··· DATA TO USE ···

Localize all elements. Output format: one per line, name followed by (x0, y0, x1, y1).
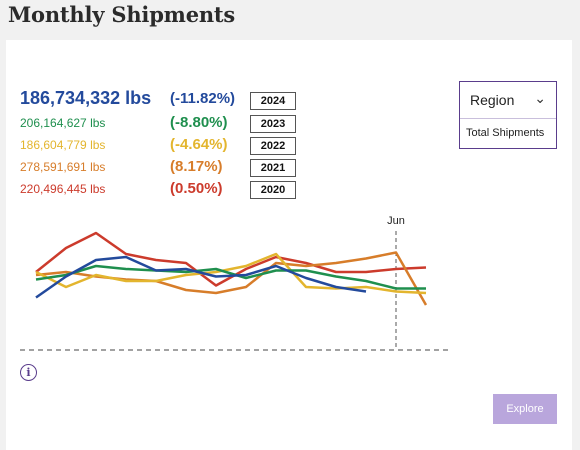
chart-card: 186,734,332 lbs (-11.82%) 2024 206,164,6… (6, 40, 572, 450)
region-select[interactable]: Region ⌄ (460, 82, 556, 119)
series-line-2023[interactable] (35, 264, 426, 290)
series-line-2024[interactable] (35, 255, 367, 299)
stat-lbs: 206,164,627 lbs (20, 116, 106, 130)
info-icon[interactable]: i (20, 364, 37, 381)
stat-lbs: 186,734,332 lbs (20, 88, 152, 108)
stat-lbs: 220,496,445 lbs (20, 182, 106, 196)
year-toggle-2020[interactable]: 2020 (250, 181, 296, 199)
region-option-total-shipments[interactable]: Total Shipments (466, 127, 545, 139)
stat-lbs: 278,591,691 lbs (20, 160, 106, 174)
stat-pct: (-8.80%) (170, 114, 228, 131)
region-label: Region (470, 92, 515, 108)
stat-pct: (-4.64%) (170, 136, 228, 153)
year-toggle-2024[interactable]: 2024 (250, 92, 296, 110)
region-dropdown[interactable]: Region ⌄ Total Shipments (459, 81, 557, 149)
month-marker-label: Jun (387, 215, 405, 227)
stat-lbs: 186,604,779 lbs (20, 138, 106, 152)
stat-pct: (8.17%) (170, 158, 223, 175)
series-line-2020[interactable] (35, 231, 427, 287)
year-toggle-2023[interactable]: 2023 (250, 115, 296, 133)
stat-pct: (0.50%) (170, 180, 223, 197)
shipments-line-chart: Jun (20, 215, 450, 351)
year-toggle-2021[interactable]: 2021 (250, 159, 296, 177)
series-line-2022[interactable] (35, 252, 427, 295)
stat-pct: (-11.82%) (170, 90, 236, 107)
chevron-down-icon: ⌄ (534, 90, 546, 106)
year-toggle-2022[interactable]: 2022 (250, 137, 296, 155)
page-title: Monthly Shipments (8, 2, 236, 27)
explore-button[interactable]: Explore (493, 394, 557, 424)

···
··· DATA TO USE ···

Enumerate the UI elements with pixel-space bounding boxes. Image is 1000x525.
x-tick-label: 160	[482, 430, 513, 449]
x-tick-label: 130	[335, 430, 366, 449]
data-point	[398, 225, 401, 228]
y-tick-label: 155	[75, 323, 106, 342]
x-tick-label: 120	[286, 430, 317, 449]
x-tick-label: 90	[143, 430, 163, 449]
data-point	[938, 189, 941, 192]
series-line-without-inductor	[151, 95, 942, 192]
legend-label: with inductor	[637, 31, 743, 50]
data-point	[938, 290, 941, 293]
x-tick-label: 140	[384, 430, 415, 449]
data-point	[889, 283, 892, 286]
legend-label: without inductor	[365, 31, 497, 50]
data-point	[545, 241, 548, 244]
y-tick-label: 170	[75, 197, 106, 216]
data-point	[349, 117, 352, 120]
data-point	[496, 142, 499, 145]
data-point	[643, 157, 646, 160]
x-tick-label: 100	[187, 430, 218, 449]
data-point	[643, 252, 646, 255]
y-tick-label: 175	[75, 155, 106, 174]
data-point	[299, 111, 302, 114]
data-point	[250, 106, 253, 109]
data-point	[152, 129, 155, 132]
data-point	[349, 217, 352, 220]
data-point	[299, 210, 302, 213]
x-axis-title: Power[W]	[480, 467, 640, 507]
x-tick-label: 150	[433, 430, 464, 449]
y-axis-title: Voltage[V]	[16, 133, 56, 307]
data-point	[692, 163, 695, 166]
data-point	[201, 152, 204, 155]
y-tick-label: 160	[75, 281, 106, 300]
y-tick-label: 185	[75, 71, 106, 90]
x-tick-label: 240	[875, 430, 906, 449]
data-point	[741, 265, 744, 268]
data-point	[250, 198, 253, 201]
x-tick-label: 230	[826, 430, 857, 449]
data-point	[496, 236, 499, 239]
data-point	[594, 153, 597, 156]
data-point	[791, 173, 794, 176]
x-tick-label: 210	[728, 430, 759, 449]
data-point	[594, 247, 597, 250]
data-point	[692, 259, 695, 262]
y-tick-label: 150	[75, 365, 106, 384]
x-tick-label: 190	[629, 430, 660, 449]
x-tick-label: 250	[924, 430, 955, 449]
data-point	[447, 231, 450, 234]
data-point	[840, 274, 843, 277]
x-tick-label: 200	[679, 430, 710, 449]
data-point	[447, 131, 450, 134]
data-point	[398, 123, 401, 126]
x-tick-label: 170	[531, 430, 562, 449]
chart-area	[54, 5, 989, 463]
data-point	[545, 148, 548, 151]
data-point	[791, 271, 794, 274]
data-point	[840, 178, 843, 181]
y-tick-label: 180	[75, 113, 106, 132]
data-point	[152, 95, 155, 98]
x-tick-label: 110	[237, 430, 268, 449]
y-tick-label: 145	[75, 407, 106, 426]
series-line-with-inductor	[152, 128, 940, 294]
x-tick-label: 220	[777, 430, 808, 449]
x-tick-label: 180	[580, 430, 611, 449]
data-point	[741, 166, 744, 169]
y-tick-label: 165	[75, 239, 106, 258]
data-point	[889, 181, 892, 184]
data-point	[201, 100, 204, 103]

···

OBJECTIVE: Starting at the line that contains "Enumerate the UI" and stopping after the line that contains "430, 464, 449]", output those lines of data word for word.

RESPONSE BELOW:
Enumerate the UI elements with pixel-space bounding boxes. Image is 1000x525.
x-tick-label: 160	[482, 430, 513, 449]
x-tick-label: 130	[335, 430, 366, 449]
data-point	[398, 225, 401, 228]
y-tick-label: 155	[75, 323, 106, 342]
x-tick-label: 120	[286, 430, 317, 449]
x-tick-label: 90	[143, 430, 163, 449]
data-point	[938, 189, 941, 192]
series-line-without-inductor	[151, 95, 942, 192]
legend-label: with inductor	[637, 31, 743, 50]
data-point	[938, 290, 941, 293]
x-tick-label: 140	[384, 430, 415, 449]
data-point	[889, 283, 892, 286]
legend-label: without inductor	[365, 31, 497, 50]
data-point	[545, 241, 548, 244]
y-tick-label: 170	[75, 197, 106, 216]
data-point	[349, 117, 352, 120]
data-point	[496, 142, 499, 145]
data-point	[643, 157, 646, 160]
x-tick-label: 100	[187, 430, 218, 449]
data-point	[643, 252, 646, 255]
y-tick-label: 175	[75, 155, 106, 174]
data-point	[299, 111, 302, 114]
data-point	[250, 106, 253, 109]
data-point	[152, 129, 155, 132]
data-point	[349, 217, 352, 220]
data-point	[299, 210, 302, 213]
x-axis-title: Power[W]	[480, 467, 640, 507]
x-tick-label: 150	[433, 430, 464, 449]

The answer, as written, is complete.